→ Data supplied
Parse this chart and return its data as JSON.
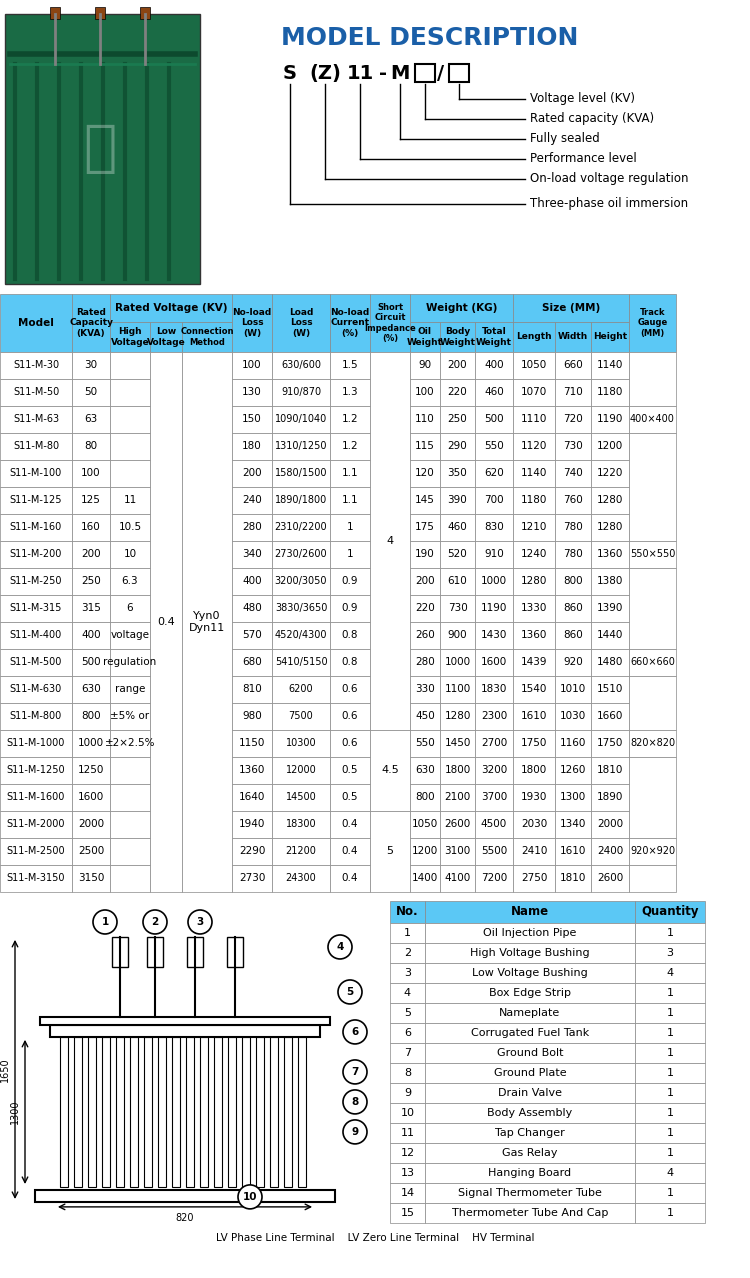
{
  "title": "MODEL DESCRIPTION",
  "model_code": "S  (Z) 11 - M  □/□",
  "model_labels": [
    "Voltage level (KV)",
    "Rated capacity (KVA)",
    "Fully sealed",
    "Performance level",
    "On-load voltage regulation",
    "Three-phase oil immersion"
  ],
  "table_header": [
    "Model",
    "Rated\nCapacity\n(KVA)",
    "High\nVoltage",
    "Low\nVoltage",
    "Connection\nMethod",
    "No-load\nLoss\n(W)",
    "Load\nLoss\n(W)",
    "No-load\nCurrent\n(%)",
    "Short\nCircuit\nImpedance\n(%)",
    "Oil\nWeight",
    "Body\nWeight",
    "Total\nWeight",
    "Length",
    "Width",
    "Height",
    "Track\nGauge\n(MM)"
  ],
  "table_header2": [
    "",
    "Rated Voltage (KV)",
    "",
    "",
    "",
    "",
    "",
    "",
    "",
    "Weight (KG)",
    "",
    "",
    "Size (MM)",
    "",
    "",
    ""
  ],
  "rows": [
    [
      "S11-M-30",
      "30",
      "",
      "",
      "",
      "100",
      "630/600",
      "1.5",
      "",
      "90",
      "200",
      "400",
      "1050",
      "660",
      "1140",
      ""
    ],
    [
      "S11-M-50",
      "50",
      "",
      "",
      "",
      "130",
      "910/870",
      "1.3",
      "",
      "100",
      "220",
      "460",
      "1070",
      "710",
      "1180",
      ""
    ],
    [
      "S11-M-63",
      "63",
      "",
      "",
      "",
      "150",
      "1090/1040",
      "1.2",
      "",
      "110",
      "250",
      "500",
      "1110",
      "720",
      "1190",
      "400×400"
    ],
    [
      "S11-M-80",
      "80",
      "",
      "",
      "",
      "180",
      "1310/1250",
      "1.2",
      "",
      "115",
      "290",
      "550",
      "1120",
      "730",
      "1200",
      ""
    ],
    [
      "S11-M-100",
      "100",
      "",
      "",
      "",
      "200",
      "1580/1500",
      "1.1",
      "",
      "120",
      "350",
      "620",
      "1140",
      "740",
      "1220",
      ""
    ],
    [
      "S11-M-125",
      "125",
      "11",
      "",
      "",
      "240",
      "1890/1800",
      "1.1",
      "4",
      "145",
      "390",
      "700",
      "1180",
      "760",
      "1280",
      ""
    ],
    [
      "S11-M-160",
      "160",
      "10.5",
      "",
      "",
      "280",
      "2310/2200",
      "1",
      "",
      "175",
      "460",
      "830",
      "1210",
      "780",
      "1280",
      ""
    ],
    [
      "S11-M-200",
      "200",
      "10",
      "",
      "",
      "340",
      "2730/2600",
      "1",
      "",
      "190",
      "520",
      "910",
      "1240",
      "780",
      "1360",
      "550×550"
    ],
    [
      "S11-M-250",
      "250",
      "6.3",
      "0.4",
      "Yyn0",
      "400",
      "3200/3050",
      "0.9",
      "",
      "200",
      "610",
      "1000",
      "1280",
      "800",
      "1380",
      ""
    ],
    [
      "S11-M-315",
      "315",
      "6",
      "",
      "Dyn11",
      "480",
      "3830/3650",
      "0.9",
      "",
      "220",
      "730",
      "1190",
      "1330",
      "860",
      "1390",
      ""
    ],
    [
      "S11-M-400",
      "400",
      "voltage",
      "",
      "",
      "570",
      "4520/4300",
      "0.8",
      "",
      "260",
      "900",
      "1430",
      "1360",
      "860",
      "1440",
      ""
    ],
    [
      "S11-M-500",
      "500",
      "regulation",
      "",
      "",
      "680",
      "5410/5150",
      "0.8",
      "",
      "280",
      "1000",
      "1600",
      "1439",
      "920",
      "1480",
      "660×660"
    ],
    [
      "S11-M-630",
      "630",
      "range",
      "",
      "",
      "810",
      "6200",
      "0.6",
      "",
      "330",
      "1100",
      "1830",
      "1540",
      "1010",
      "1510",
      ""
    ],
    [
      "S11-M-800",
      "800",
      "±5% or",
      "",
      "",
      "980",
      "7500",
      "0.6",
      "",
      "450",
      "1280",
      "2300",
      "1610",
      "1030",
      "1660",
      ""
    ],
    [
      "S11-M-1000",
      "1000",
      "±2×2.5%",
      "",
      "",
      "1150",
      "10300",
      "0.6",
      "4.5",
      "550",
      "1450",
      "2700",
      "1750",
      "1160",
      "1750",
      "820×820"
    ],
    [
      "S11-M-1250",
      "1250",
      "",
      "",
      "",
      "1360",
      "12000",
      "0.5",
      "",
      "630",
      "1800",
      "3200",
      "1800",
      "1260",
      "1810",
      ""
    ],
    [
      "S11-M-1600",
      "1600",
      "",
      "",
      "",
      "1640",
      "14500",
      "0.5",
      "",
      "800",
      "2100",
      "3700",
      "1930",
      "1300",
      "1890",
      ""
    ],
    [
      "S11-M-2000",
      "2000",
      "",
      "",
      "",
      "1940",
      "18300",
      "0.4",
      "",
      "1050",
      "2600",
      "4500",
      "2030",
      "1340",
      "2000",
      ""
    ],
    [
      "S11-M-2500",
      "2500",
      "",
      "",
      "",
      "2290",
      "21200",
      "0.4",
      "5",
      "1200",
      "3100",
      "5500",
      "2410",
      "1610",
      "2400",
      "920×920"
    ],
    [
      "S11-M-3150",
      "3150",
      "",
      "",
      "",
      "2730",
      "24300",
      "0.4",
      "",
      "1400",
      "4100",
      "7200",
      "2750",
      "1810",
      "2600",
      ""
    ]
  ],
  "parts_list": [
    [
      1,
      "Oil Injection Pipe",
      1
    ],
    [
      2,
      "High Voltage Bushing",
      3
    ],
    [
      3,
      "Low Voltage Bushing",
      4
    ],
    [
      4,
      "Box Edge Strip",
      1
    ],
    [
      5,
      "Nameplate",
      1
    ],
    [
      6,
      "Corrugated Fuel Tank",
      1
    ],
    [
      7,
      "Ground Bolt",
      1
    ],
    [
      8,
      "Ground Plate",
      1
    ],
    [
      9,
      "Drain Valve",
      1
    ],
    [
      10,
      "Body Assembly",
      1
    ],
    [
      11,
      "Tap Changer",
      1
    ],
    [
      12,
      "Gas Relay",
      1
    ],
    [
      13,
      "Hanging Board",
      4
    ],
    [
      14,
      "Signal Thermometer Tube",
      1
    ],
    [
      15,
      "Thermometer Tube And Cap",
      1
    ]
  ],
  "bg_color_header": "#5bc8f5",
  "bg_color_row_odd": "#ffffff",
  "bg_color_row_even": "#e8f8ff",
  "text_color": "#000000",
  "border_color": "#555555"
}
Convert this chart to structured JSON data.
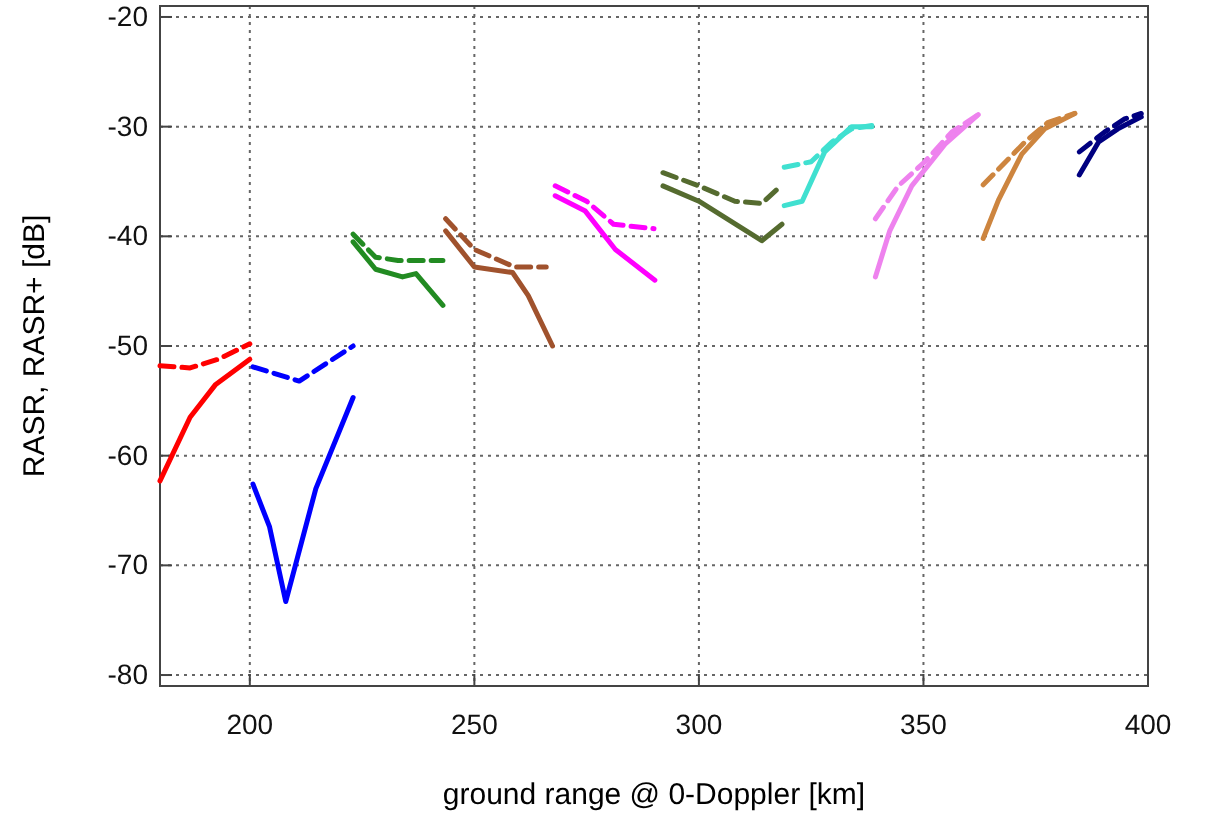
{
  "chart_data": {
    "type": "line",
    "xlabel": "ground range @ 0-Doppler [km]",
    "ylabel": "RASR, RASR+ [dB]",
    "xlim": [
      180,
      400
    ],
    "ylim": [
      -81,
      -19
    ],
    "xticks": [
      200,
      250,
      300,
      350,
      400
    ],
    "yticks": [
      -80,
      -70,
      -60,
      -50,
      -40,
      -30,
      -20
    ],
    "grid": true,
    "series": [
      {
        "color": "#ff0000",
        "line_style": "solid",
        "x": [
          180,
          186.7,
          192.4,
          200
        ],
        "values": [
          -62.3,
          -56.5,
          -53.5,
          -51.2
        ]
      },
      {
        "color": "#ff0000",
        "line_style": "dashed",
        "x": [
          180,
          186.7,
          193,
          200
        ],
        "values": [
          -51.8,
          -52,
          -51.2,
          -49.8
        ]
      },
      {
        "color": "#0000ff",
        "line_style": "solid",
        "x": [
          200.7,
          204.4,
          208,
          214.7,
          223
        ],
        "values": [
          -62.6,
          -66.5,
          -73.3,
          -63,
          -54.7
        ]
      },
      {
        "color": "#0000ff",
        "line_style": "dashed",
        "x": [
          200.7,
          211,
          223
        ],
        "values": [
          -51.9,
          -53.2,
          -50
        ]
      },
      {
        "color": "#228b22",
        "line_style": "solid",
        "x": [
          223,
          228,
          234,
          237,
          243
        ],
        "values": [
          -40.5,
          -43,
          -43.7,
          -43.4,
          -46.3
        ]
      },
      {
        "color": "#228b22",
        "line_style": "dashed",
        "x": [
          223,
          228,
          233,
          243
        ],
        "values": [
          -39.8,
          -41.9,
          -42.2,
          -42.2
        ]
      },
      {
        "color": "#a0522d",
        "line_style": "solid",
        "x": [
          243.6,
          250,
          258.5,
          262,
          267.4
        ],
        "values": [
          -39.5,
          -42.8,
          -43.3,
          -45.4,
          -50
        ]
      },
      {
        "color": "#a0522d",
        "line_style": "dashed",
        "x": [
          243.6,
          250,
          259,
          266
        ],
        "values": [
          -38.4,
          -41.2,
          -42.8,
          -42.8
        ]
      },
      {
        "color": "#ff00ff",
        "line_style": "solid",
        "x": [
          268,
          274.7,
          281.4,
          290.2
        ],
        "values": [
          -36.3,
          -37.7,
          -41.2,
          -44
        ]
      },
      {
        "color": "#ff00ff",
        "line_style": "dashed",
        "x": [
          268,
          275,
          281,
          290
        ],
        "values": [
          -35.4,
          -36.8,
          -38.9,
          -39.3
        ]
      },
      {
        "color": "#556b2f",
        "line_style": "solid",
        "x": [
          292,
          300,
          314,
          318.5
        ],
        "values": [
          -35.4,
          -36.8,
          -40.4,
          -38.9
        ]
      },
      {
        "color": "#556b2f",
        "line_style": "dashed",
        "x": [
          292,
          300,
          308,
          314,
          318.5
        ],
        "values": [
          -34.2,
          -35.4,
          -36.8,
          -37,
          -35.3
        ]
      },
      {
        "color": "#40e0d0",
        "line_style": "solid",
        "x": [
          319,
          323,
          328,
          334,
          338.5
        ],
        "values": [
          -37.2,
          -36.8,
          -32.3,
          -30,
          -30
        ]
      },
      {
        "color": "#40e0d0",
        "line_style": "dashed",
        "x": [
          319,
          325,
          329.6,
          334,
          338.5
        ],
        "values": [
          -33.7,
          -33.2,
          -31.4,
          -30.2,
          -29.9
        ]
      },
      {
        "color": "#ee82ee",
        "line_style": "solid",
        "x": [
          339.3,
          342.5,
          347.4,
          354.8,
          362.2
        ],
        "values": [
          -43.7,
          -39.5,
          -35.4,
          -31.6,
          -28.9
        ]
      },
      {
        "color": "#ee82ee",
        "line_style": "dashed",
        "x": [
          339.3,
          344.4,
          350.3,
          356.3,
          362.2
        ],
        "values": [
          -38.4,
          -35.4,
          -33.2,
          -30.5,
          -28.9
        ]
      },
      {
        "color": "#cd853f",
        "line_style": "solid",
        "x": [
          363.3,
          366.7,
          371.9,
          377,
          383.7
        ],
        "values": [
          -40.2,
          -36.7,
          -32.5,
          -30.2,
          -28.8
        ]
      },
      {
        "color": "#cd853f",
        "line_style": "dashed",
        "x": [
          363.3,
          368.1,
          372.6,
          377.8,
          383.7
        ],
        "values": [
          -35.3,
          -33.3,
          -31.4,
          -29.6,
          -28.8
        ]
      },
      {
        "color": "#000080",
        "line_style": "solid",
        "x": [
          384.7,
          389,
          393.3,
          398.5
        ],
        "values": [
          -34.4,
          -31.4,
          -30.2,
          -29.1
        ]
      },
      {
        "color": "#000080",
        "line_style": "dashed",
        "x": [
          384.7,
          390.3,
          394.8,
          398.5
        ],
        "values": [
          -32.3,
          -30.5,
          -29.3,
          -28.8
        ]
      }
    ]
  }
}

→ Objective
Pick out the lines that have the word "Tube". Copy them all.

→ Response
      "Signal Thermometer Tube",
      "Thermometer Tube And Cap",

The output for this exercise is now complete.